§ Material for the task
# # # # # # #

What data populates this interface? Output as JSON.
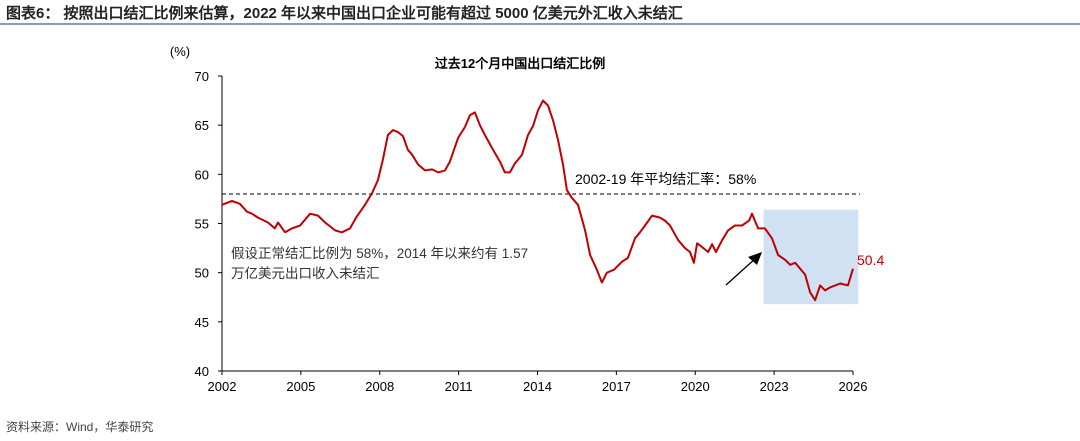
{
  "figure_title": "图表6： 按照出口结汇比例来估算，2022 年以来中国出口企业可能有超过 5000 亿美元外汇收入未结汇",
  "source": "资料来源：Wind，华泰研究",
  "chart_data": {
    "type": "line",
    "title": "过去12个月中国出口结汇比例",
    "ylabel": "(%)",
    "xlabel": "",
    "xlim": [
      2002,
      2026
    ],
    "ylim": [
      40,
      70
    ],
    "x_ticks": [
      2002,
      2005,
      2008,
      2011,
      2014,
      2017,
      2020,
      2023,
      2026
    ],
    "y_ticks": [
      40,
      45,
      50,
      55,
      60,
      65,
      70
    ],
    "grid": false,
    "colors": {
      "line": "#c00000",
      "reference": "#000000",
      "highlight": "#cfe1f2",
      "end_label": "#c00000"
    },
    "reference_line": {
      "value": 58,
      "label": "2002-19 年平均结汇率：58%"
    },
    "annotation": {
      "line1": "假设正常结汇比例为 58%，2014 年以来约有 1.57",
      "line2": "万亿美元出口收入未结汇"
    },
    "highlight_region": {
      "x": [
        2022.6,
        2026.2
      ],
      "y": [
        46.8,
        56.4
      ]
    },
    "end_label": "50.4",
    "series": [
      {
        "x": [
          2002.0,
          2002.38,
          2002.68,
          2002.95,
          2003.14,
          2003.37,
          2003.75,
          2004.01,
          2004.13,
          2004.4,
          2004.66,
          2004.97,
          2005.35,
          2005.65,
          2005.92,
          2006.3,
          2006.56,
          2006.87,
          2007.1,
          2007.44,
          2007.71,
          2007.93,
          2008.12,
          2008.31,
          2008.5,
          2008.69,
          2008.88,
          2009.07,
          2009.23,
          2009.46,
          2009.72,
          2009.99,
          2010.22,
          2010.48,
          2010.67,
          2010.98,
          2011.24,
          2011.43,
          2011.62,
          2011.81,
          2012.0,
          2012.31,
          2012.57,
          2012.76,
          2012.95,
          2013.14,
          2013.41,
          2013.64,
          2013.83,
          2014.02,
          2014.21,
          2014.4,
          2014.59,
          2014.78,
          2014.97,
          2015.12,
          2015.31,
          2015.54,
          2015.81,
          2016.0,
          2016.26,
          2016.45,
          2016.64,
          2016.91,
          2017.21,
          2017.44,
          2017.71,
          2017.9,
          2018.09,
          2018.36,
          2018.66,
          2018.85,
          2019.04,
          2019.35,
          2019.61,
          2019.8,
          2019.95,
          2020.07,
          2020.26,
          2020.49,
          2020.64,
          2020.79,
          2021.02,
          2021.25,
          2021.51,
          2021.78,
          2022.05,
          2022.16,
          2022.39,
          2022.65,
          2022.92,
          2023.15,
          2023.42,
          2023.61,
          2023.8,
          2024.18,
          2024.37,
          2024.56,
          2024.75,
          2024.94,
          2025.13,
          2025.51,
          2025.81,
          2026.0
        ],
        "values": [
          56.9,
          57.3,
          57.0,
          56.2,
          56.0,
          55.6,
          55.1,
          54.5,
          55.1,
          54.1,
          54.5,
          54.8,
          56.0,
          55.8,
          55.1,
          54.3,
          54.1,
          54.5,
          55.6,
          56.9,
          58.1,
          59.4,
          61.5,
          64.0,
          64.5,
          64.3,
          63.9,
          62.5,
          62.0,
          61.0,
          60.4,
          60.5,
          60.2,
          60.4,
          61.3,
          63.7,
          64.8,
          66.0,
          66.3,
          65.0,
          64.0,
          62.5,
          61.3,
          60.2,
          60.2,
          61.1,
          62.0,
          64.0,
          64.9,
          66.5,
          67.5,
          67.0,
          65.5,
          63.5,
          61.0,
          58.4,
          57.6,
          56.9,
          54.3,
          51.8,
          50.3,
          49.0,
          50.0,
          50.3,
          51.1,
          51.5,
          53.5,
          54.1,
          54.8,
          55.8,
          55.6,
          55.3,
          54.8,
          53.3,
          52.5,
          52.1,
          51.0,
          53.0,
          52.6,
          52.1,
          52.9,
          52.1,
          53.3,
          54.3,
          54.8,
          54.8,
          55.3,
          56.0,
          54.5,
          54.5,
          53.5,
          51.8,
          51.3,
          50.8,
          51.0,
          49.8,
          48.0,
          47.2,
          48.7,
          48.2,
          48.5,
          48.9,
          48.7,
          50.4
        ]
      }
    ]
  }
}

# # # # # # #

§ What needs to be done
Repeat the material above verbatim, with no pictures in the output.

§ Correct output
What data populates this interface? Output as JSON.
{
  "figure_title": "图表6： 按照出口结汇比例来估算，2022 年以来中国出口企业可能有超过 5000 亿美元外汇收入未结汇",
  "source": "资料来源：Wind，华泰研究",
  "chart_data": {
    "type": "line",
    "title": "过去12个月中国出口结汇比例",
    "ylabel": "(%)",
    "xlabel": "",
    "xlim": [
      2002,
      2026
    ],
    "ylim": [
      40,
      70
    ],
    "x_ticks": [
      2002,
      2005,
      2008,
      2011,
      2014,
      2017,
      2020,
      2023,
      2026
    ],
    "y_ticks": [
      40,
      45,
      50,
      55,
      60,
      65,
      70
    ],
    "grid": false,
    "colors": {
      "line": "#c00000",
      "reference": "#000000",
      "highlight": "#cfe1f2",
      "end_label": "#c00000"
    },
    "reference_line": {
      "value": 58,
      "label": "2002-19 年平均结汇率：58%"
    },
    "annotation": {
      "line1": "假设正常结汇比例为 58%，2014 年以来约有 1.57",
      "line2": "万亿美元出口收入未结汇"
    },
    "highlight_region": {
      "x": [
        2022.6,
        2026.2
      ],
      "y": [
        46.8,
        56.4
      ]
    },
    "end_label": "50.4",
    "series": [
      {
        "x": [
          2002.0,
          2002.38,
          2002.68,
          2002.95,
          2003.14,
          2003.37,
          2003.75,
          2004.01,
          2004.13,
          2004.4,
          2004.66,
          2004.97,
          2005.35,
          2005.65,
          2005.92,
          2006.3,
          2006.56,
          2006.87,
          2007.1,
          2007.44,
          2007.71,
          2007.93,
          2008.12,
          2008.31,
          2008.5,
          2008.69,
          2008.88,
          2009.07,
          2009.23,
          2009.46,
          2009.72,
          2009.99,
          2010.22,
          2010.48,
          2010.67,
          2010.98,
          2011.24,
          2011.43,
          2011.62,
          2011.81,
          2012.0,
          2012.31,
          2012.57,
          2012.76,
          2012.95,
          2013.14,
          2013.41,
          2013.64,
          2013.83,
          2014.02,
          2014.21,
          2014.4,
          2014.59,
          2014.78,
          2014.97,
          2015.12,
          2015.31,
          2015.54,
          2015.81,
          2016.0,
          2016.26,
          2016.45,
          2016.64,
          2016.91,
          2017.21,
          2017.44,
          2017.71,
          2017.9,
          2018.09,
          2018.36,
          2018.66,
          2018.85,
          2019.04,
          2019.35,
          2019.61,
          2019.8,
          2019.95,
          2020.07,
          2020.26,
          2020.49,
          2020.64,
          2020.79,
          2021.02,
          2021.25,
          2021.51,
          2021.78,
          2022.05,
          2022.16,
          2022.39,
          2022.65,
          2022.92,
          2023.15,
          2023.42,
          2023.61,
          2023.8,
          2024.18,
          2024.37,
          2024.56,
          2024.75,
          2024.94,
          2025.13,
          2025.51,
          2025.81,
          2026.0
        ],
        "values": [
          56.9,
          57.3,
          57.0,
          56.2,
          56.0,
          55.6,
          55.1,
          54.5,
          55.1,
          54.1,
          54.5,
          54.8,
          56.0,
          55.8,
          55.1,
          54.3,
          54.1,
          54.5,
          55.6,
          56.9,
          58.1,
          59.4,
          61.5,
          64.0,
          64.5,
          64.3,
          63.9,
          62.5,
          62.0,
          61.0,
          60.4,
          60.5,
          60.2,
          60.4,
          61.3,
          63.7,
          64.8,
          66.0,
          66.3,
          65.0,
          64.0,
          62.5,
          61.3,
          60.2,
          60.2,
          61.1,
          62.0,
          64.0,
          64.9,
          66.5,
          67.5,
          67.0,
          65.5,
          63.5,
          61.0,
          58.4,
          57.6,
          56.9,
          54.3,
          51.8,
          50.3,
          49.0,
          50.0,
          50.3,
          51.1,
          51.5,
          53.5,
          54.1,
          54.8,
          55.8,
          55.6,
          55.3,
          54.8,
          53.3,
          52.5,
          52.1,
          51.0,
          53.0,
          52.6,
          52.1,
          52.9,
          52.1,
          53.3,
          54.3,
          54.8,
          54.8,
          55.3,
          56.0,
          54.5,
          54.5,
          53.5,
          51.8,
          51.3,
          50.8,
          51.0,
          49.8,
          48.0,
          47.2,
          48.7,
          48.2,
          48.5,
          48.9,
          48.7,
          50.4
        ]
      }
    ]
  }
}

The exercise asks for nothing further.